Objective
Below is a listing; reproduce each line of it exactly.

◆ ◆ ◆ ◆

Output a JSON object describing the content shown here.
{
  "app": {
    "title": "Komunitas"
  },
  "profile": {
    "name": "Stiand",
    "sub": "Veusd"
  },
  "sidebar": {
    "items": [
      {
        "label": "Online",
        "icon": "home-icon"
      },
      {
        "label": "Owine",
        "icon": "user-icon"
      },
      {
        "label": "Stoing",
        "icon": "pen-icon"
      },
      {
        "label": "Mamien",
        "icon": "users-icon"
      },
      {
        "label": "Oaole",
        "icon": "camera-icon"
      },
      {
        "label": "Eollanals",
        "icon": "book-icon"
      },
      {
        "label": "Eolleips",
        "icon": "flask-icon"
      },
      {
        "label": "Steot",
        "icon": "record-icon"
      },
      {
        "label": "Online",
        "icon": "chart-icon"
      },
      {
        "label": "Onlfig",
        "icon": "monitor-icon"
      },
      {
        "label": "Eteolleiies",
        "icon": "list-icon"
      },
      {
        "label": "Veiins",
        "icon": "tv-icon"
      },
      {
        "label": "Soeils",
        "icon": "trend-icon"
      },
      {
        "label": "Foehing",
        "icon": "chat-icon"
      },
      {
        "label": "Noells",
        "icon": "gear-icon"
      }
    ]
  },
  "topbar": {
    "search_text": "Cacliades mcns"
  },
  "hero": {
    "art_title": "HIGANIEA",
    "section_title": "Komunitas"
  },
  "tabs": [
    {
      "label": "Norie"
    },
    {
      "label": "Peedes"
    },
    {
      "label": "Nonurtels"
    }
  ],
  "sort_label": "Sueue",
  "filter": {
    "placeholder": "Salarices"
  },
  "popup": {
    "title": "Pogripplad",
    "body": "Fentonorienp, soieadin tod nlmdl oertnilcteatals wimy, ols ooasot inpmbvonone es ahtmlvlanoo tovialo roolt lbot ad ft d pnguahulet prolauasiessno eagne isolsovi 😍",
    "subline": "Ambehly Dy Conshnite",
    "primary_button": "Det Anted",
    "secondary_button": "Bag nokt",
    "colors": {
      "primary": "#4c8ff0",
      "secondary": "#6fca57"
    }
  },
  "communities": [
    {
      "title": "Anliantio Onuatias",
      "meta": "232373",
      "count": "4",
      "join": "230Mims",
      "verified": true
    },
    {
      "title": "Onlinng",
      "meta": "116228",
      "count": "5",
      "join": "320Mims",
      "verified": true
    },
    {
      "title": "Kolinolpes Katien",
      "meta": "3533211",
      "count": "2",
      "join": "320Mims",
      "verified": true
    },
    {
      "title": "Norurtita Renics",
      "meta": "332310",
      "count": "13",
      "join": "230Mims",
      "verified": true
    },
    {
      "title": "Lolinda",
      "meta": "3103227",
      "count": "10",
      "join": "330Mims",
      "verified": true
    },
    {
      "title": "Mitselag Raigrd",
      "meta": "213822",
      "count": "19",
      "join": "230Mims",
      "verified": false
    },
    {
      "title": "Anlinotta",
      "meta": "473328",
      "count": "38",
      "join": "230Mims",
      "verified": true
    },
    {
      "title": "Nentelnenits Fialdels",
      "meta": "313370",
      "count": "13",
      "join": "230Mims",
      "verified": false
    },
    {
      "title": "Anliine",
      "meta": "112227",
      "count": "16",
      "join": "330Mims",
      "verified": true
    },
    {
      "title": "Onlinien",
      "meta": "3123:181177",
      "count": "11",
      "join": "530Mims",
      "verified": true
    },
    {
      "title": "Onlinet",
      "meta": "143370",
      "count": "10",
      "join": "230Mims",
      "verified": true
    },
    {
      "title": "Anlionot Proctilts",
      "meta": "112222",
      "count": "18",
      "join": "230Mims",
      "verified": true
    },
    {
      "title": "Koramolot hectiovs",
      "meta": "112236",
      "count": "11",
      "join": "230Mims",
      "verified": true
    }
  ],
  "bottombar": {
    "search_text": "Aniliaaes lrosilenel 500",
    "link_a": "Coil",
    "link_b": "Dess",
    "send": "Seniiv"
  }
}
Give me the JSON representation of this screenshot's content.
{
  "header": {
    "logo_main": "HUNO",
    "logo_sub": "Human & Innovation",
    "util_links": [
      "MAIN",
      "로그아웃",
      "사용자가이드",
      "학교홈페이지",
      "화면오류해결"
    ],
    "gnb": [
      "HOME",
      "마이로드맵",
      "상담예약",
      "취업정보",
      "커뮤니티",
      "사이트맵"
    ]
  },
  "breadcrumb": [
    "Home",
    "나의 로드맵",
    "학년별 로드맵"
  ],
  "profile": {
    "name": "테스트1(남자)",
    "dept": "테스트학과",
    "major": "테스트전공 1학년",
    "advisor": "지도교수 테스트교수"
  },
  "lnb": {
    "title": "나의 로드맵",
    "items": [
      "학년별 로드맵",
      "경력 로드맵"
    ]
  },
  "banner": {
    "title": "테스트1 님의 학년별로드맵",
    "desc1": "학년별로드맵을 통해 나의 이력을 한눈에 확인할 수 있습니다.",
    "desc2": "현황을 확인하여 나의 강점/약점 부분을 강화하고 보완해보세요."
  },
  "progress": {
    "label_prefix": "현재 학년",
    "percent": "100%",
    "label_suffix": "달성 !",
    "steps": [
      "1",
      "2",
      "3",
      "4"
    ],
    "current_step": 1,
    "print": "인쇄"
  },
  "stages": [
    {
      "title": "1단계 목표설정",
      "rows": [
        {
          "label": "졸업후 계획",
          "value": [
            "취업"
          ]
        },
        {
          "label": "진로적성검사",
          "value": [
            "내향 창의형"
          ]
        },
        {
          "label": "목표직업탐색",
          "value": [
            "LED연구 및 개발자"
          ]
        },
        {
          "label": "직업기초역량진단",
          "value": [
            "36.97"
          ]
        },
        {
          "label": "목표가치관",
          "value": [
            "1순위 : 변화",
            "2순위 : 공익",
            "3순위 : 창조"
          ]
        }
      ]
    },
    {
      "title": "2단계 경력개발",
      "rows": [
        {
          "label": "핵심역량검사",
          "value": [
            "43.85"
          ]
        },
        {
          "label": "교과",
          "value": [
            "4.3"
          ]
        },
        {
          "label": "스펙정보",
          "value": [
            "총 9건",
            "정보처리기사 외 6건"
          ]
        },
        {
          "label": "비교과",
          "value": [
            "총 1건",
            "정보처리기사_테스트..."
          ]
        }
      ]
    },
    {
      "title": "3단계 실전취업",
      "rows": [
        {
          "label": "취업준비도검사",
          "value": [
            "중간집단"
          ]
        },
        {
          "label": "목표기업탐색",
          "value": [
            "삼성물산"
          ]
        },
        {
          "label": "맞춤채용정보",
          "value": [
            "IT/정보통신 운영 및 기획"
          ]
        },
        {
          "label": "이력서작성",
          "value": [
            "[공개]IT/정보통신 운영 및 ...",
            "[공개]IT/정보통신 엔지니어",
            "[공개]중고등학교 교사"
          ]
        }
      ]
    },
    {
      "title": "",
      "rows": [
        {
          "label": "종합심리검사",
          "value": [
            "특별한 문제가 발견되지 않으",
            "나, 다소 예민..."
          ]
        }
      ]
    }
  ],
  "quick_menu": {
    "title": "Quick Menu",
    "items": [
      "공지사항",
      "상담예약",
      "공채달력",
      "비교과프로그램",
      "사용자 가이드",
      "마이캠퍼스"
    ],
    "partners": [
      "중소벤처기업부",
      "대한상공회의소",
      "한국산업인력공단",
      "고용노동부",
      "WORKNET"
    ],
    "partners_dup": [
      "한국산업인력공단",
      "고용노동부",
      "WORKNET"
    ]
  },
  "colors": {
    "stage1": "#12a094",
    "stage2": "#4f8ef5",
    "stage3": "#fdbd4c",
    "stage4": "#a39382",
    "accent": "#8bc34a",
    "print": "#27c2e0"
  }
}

◆ ◆ ◆ ◆

Task output
Output a JSON object describing the content shown here.
{
  "app": {
    "title": "Komunitas"
  },
  "profile": {
    "name": "Stiand",
    "sub": "Veusd"
  },
  "sidebar": {
    "items": [
      {
        "label": "Online",
        "icon": "home-icon"
      },
      {
        "label": "Owine",
        "icon": "user-icon"
      },
      {
        "label": "Stoing",
        "icon": "pen-icon"
      },
      {
        "label": "Mamien",
        "icon": "users-icon"
      },
      {
        "label": "Oaole",
        "icon": "camera-icon"
      },
      {
        "label": "Eollanals",
        "icon": "book-icon"
      },
      {
        "label": "Eolleips",
        "icon": "flask-icon"
      },
      {
        "label": "Steot",
        "icon": "record-icon"
      },
      {
        "label": "Online",
        "icon": "chart-icon"
      },
      {
        "label": "Onlfig",
        "icon": "monitor-icon"
      },
      {
        "label": "Eteolleiies",
        "icon": "list-icon"
      },
      {
        "label": "Veiins",
        "icon": "tv-icon"
      },
      {
        "label": "Soeils",
        "icon": "trend-icon"
      },
      {
        "label": "Foehing",
        "icon": "chat-icon"
      },
      {
        "label": "Noells",
        "icon": "gear-icon"
      }
    ]
  },
  "topbar": {
    "search_text": "Cacliades mcns"
  },
  "hero": {
    "art_title": "HIGANIEA",
    "section_title": "Komunitas"
  },
  "tabs": [
    {
      "label": "Norie"
    },
    {
      "label": "Peedes"
    },
    {
      "label": "Nonurtels"
    }
  ],
  "sort_label": "Sueue",
  "filter": {
    "placeholder": "Salarices"
  },
  "popup": {
    "title": "Pogripplad",
    "body": "Fentonorienp, soieadin tod nlmdl oertnilcteatals wimy, ols ooasot inpmbvonone es ahtmlvlanoo tovialo roolt lbot ad ft d pnguahulet prolauasiessno eagne isolsovi 😍",
    "subline": "Ambehly Dy Conshnite",
    "primary_button": "Det Anted",
    "secondary_button": "Bag nokt",
    "colors": {
      "primary": "#4c8ff0",
      "secondary": "#6fca57"
    }
  },
  "communities": [
    {
      "title": "Anliantio Onuatias",
      "meta": "232373",
      "count": "4",
      "join": "230Mims",
      "verified": true
    },
    {
      "title": "Onlinng",
      "meta": "116228",
      "count": "5",
      "join": "320Mims",
      "verified": true
    },
    {
      "title": "Kolinolpes Katien",
      "meta": "3533211",
      "count": "2",
      "join": "320Mims",
      "verified": true
    },
    {
      "title": "Norurtita Renics",
      "meta": "332310",
      "count": "13",
      "join": "230Mims",
      "verified": true
    },
    {
      "title": "Lolinda",
      "meta": "3103227",
      "count": "10",
      "join": "330Mims",
      "verified": true
    },
    {
      "title": "Mitselag Raigrd",
      "meta": "213822",
      "count": "19",
      "join": "230Mims",
      "verified": false
    },
    {
      "title": "Anlinotta",
      "meta": "473328",
      "count": "38",
      "join": "230Mims",
      "verified": true
    },
    {
      "title": "Nentelnenits Fialdels",
      "meta": "313370",
      "count": "13",
      "join": "230Mims",
      "verified": false
    },
    {
      "title": "Anliine",
      "meta": "112227",
      "count": "16",
      "join": "330Mims",
      "verified": true
    },
    {
      "title": "Onlinien",
      "meta": "3123:181177",
      "count": "11",
      "join": "530Mims",
      "verified": true
    },
    {
      "title": "Onlinet",
      "meta": "143370",
      "count": "10",
      "join": "230Mims",
      "verified": true
    },
    {
      "title": "Anlionot Proctilts",
      "meta": "112222",
      "count": "18",
      "join": "230Mims",
      "verified": true
    },
    {
      "title": "Koramolot hectiovs",
      "meta": "112236",
      "count": "11",
      "join": "230Mims",
      "verified": true
    }
  ],
  "bottombar": {
    "search_text": "Aniliaaes lrosilenel 500",
    "link_a": "Coil",
    "link_b": "Dess",
    "send": "Seniiv"
  }
}
Give me the JSON representation of this screenshot's content.
{
  "header": {
    "logo_main": "HUNO",
    "logo_sub": "Human & Innovation",
    "util_links": [
      "MAIN",
      "로그아웃",
      "사용자가이드",
      "학교홈페이지",
      "화면오류해결"
    ],
    "gnb": [
      "HOME",
      "마이로드맵",
      "상담예약",
      "취업정보",
      "커뮤니티",
      "사이트맵"
    ]
  },
  "breadcrumb": [
    "Home",
    "나의 로드맵",
    "학년별 로드맵"
  ],
  "profile": {
    "name": "테스트1(남자)",
    "dept": "테스트학과",
    "major": "테스트전공 1학년",
    "advisor": "지도교수 테스트교수"
  },
  "lnb": {
    "title": "나의 로드맵",
    "items": [
      "학년별 로드맵",
      "경력 로드맵"
    ]
  },
  "banner": {
    "title": "테스트1 님의 학년별로드맵",
    "desc1": "학년별로드맵을 통해 나의 이력을 한눈에 확인할 수 있습니다.",
    "desc2": "현황을 확인하여 나의 강점/약점 부분을 강화하고 보완해보세요."
  },
  "progress": {
    "label_prefix": "현재 학년",
    "percent": "100%",
    "label_suffix": "달성 !",
    "steps": [
      "1",
      "2",
      "3",
      "4"
    ],
    "current_step": 1,
    "print": "인쇄"
  },
  "stages": [
    {
      "title": "1단계 목표설정",
      "rows": [
        {
          "label": "졸업후 계획",
          "value": [
            "취업"
          ]
        },
        {
          "label": "진로적성검사",
          "value": [
            "내향 창의형"
          ]
        },
        {
          "label": "목표직업탐색",
          "value": [
            "LED연구 및 개발자"
          ]
        },
        {
          "label": "직업기초역량진단",
          "value": [
            "36.97"
          ]
        },
        {
          "label": "목표가치관",
          "value": [
            "1순위 : 변화",
            "2순위 : 공익",
            "3순위 : 창조"
          ]
        }
      ]
    },
    {
      "title": "2단계 경력개발",
      "rows": [
        {
          "label": "핵심역량검사",
          "value": [
            "43.85"
          ]
        },
        {
          "label": "교과",
          "value": [
            "4.3"
          ]
        },
        {
          "label": "스펙정보",
          "value": [
            "총 9건",
            "정보처리기사 외 6건"
          ]
        },
        {
          "label": "비교과",
          "value": [
            "총 1건",
            "정보처리기사_테스트..."
          ]
        }
      ]
    },
    {
      "title": "3단계 실전취업",
      "rows": [
        {
          "label": "취업준비도검사",
          "value": [
            "중간집단"
          ]
        },
        {
          "label": "목표기업탐색",
          "value": [
            "삼성물산"
          ]
        },
        {
          "label": "맞춤채용정보",
          "value": [
            "IT/정보통신 운영 및 기획"
          ]
        },
        {
          "label": "이력서작성",
          "value": [
            "[공개]IT/정보통신 운영 및 ...",
            "[공개]IT/정보통신 엔지니어",
            "[공개]중고등학교 교사"
          ]
        }
      ]
    },
    {
      "title": "",
      "rows": [
        {
          "label": "종합심리검사",
          "value": [
            "특별한 문제가 발견되지 않으",
            "나, 다소 예민..."
          ]
        }
      ]
    }
  ],
  "quick_menu": {
    "title": "Quick Menu",
    "items": [
      "공지사항",
      "상담예약",
      "공채달력",
      "비교과프로그램",
      "사용자 가이드",
      "마이캠퍼스"
    ],
    "partners": [
      "중소벤처기업부",
      "대한상공회의소",
      "한국산업인력공단",
      "고용노동부",
      "WORKNET"
    ],
    "partners_dup": [
      "한국산업인력공단",
      "고용노동부",
      "WORKNET"
    ]
  },
  "colors": {
    "stage1": "#12a094",
    "stage2": "#4f8ef5",
    "stage3": "#fdbd4c",
    "stage4": "#a39382",
    "accent": "#8bc34a",
    "print": "#27c2e0"
  }
}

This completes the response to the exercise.